DIRECTIONS FOR THIS TASK |
Find the lines that contain the word "Kontingent" and copy each one.

INFORMATION SHOWN |
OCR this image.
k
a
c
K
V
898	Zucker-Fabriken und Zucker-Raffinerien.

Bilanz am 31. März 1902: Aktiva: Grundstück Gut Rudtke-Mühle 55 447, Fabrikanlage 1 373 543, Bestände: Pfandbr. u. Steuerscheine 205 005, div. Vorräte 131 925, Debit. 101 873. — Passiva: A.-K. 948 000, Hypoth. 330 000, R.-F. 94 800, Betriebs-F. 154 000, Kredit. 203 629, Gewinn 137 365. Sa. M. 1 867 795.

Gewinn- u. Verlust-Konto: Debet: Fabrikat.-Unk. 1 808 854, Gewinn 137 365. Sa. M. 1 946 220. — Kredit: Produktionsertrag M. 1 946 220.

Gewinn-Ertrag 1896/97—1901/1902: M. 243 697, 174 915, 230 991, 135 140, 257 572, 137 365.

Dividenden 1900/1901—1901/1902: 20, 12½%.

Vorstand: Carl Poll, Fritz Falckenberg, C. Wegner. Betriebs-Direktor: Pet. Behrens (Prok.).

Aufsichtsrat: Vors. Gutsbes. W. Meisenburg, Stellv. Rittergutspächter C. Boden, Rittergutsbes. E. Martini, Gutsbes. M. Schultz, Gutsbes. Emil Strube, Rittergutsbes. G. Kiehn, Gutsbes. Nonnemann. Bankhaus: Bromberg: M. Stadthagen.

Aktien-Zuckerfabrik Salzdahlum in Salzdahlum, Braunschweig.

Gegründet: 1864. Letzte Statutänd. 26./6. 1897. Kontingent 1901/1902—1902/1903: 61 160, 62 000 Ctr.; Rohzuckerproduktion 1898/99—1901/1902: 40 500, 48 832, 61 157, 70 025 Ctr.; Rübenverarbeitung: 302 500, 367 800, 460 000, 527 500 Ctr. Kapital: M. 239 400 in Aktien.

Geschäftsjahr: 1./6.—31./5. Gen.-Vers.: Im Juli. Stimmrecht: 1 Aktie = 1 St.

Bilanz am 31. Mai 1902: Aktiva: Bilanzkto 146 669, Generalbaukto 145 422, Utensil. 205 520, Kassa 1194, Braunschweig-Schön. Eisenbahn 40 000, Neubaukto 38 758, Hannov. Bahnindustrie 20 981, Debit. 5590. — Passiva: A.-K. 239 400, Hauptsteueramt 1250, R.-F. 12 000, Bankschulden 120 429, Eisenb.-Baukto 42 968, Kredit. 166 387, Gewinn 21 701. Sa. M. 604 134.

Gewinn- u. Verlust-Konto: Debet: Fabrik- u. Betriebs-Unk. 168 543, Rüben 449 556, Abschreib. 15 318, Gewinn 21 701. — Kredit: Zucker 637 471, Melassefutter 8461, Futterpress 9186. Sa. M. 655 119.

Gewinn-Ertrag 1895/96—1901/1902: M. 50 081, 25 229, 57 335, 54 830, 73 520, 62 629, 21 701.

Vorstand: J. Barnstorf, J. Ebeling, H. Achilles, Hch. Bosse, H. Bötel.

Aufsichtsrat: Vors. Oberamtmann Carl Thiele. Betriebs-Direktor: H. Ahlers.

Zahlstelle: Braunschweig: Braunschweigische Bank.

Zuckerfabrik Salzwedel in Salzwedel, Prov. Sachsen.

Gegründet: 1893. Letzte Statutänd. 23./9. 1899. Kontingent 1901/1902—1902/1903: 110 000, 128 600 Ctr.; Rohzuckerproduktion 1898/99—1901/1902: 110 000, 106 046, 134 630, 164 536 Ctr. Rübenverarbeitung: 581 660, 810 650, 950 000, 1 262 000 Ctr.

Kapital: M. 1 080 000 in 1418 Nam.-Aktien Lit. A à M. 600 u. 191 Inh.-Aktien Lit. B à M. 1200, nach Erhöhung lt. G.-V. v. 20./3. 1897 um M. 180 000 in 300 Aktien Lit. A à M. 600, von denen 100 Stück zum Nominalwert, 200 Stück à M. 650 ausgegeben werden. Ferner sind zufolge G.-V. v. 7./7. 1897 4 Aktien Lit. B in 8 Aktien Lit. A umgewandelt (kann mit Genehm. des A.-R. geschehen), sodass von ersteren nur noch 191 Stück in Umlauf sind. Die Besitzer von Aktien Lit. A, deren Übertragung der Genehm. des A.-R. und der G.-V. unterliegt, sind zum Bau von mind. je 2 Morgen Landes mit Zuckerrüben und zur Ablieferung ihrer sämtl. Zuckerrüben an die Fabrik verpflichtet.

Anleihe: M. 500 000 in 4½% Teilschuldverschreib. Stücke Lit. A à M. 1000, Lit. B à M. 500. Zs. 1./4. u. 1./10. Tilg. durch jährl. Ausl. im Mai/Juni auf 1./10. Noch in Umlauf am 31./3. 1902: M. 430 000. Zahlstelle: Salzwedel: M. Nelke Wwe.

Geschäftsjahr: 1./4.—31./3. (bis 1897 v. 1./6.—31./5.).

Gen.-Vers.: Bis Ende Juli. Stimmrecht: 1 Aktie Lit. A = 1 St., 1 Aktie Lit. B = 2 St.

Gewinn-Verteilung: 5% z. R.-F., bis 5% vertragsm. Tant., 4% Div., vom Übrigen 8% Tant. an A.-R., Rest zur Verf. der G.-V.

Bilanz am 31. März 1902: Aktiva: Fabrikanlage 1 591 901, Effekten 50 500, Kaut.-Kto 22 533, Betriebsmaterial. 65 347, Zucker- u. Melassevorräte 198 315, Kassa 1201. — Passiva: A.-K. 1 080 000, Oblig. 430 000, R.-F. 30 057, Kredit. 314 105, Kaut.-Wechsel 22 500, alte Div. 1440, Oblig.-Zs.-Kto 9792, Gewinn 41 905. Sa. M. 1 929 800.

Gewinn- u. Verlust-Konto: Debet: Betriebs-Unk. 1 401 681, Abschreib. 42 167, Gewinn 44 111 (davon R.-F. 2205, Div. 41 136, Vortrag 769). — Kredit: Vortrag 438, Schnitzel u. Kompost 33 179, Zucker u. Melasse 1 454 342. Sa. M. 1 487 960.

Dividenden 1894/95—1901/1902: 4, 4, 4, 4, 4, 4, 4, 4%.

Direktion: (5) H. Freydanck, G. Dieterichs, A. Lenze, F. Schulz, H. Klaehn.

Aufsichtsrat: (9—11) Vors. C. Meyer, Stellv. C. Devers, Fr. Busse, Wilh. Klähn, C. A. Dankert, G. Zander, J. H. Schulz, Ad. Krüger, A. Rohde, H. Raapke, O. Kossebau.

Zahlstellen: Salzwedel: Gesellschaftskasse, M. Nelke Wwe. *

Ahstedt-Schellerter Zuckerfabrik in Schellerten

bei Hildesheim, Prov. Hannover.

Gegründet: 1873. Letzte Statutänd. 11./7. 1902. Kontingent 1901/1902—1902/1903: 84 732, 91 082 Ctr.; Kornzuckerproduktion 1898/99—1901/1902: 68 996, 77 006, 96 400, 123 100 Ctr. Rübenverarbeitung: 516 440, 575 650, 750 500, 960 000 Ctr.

SOLUTION FOR THIS EXERCISE |
Gegründet: 1864. Letzte Statutänd. 26./6. 1897. Kontingent 1901/1902—1902/1903: 61 160, 62 000 Ctr.; Rohzuckerproduktion 1898/99—1901/1902: 40 500, 48 832, 61 157, 70 025 Ctr.; Rübenverarbeitung: 302 500, 367 800, 460 000, 527 500 Ctr. Kapital: M. 239 400 in Aktien.
Gegründet: 1893. Letzte Statutänd. 23./9. 1899. Kontingent 1901/1902—1902/1903: 110 000, 128 600 Ctr.; Rohzuckerproduktion 1898/99—1901/1902: 110 000, 106 046, 134 630, 164 536 Ctr. Rübenverarbeitung: 581 660, 810 650, 950 000, 1 262 000 Ctr.
Gegründet: 1873. Letzte Statutänd. 11./7. 1902. Kontingent 1901/1902—1902/1903: 84 732, 91 082 Ctr.; Kornzuckerproduktion 1898/99—1901/1902: 68 996, 77 006, 96 400, 123 100 Ctr. Rübenverarbeitung: 516 440, 575 650, 750 500, 960 000 Ctr.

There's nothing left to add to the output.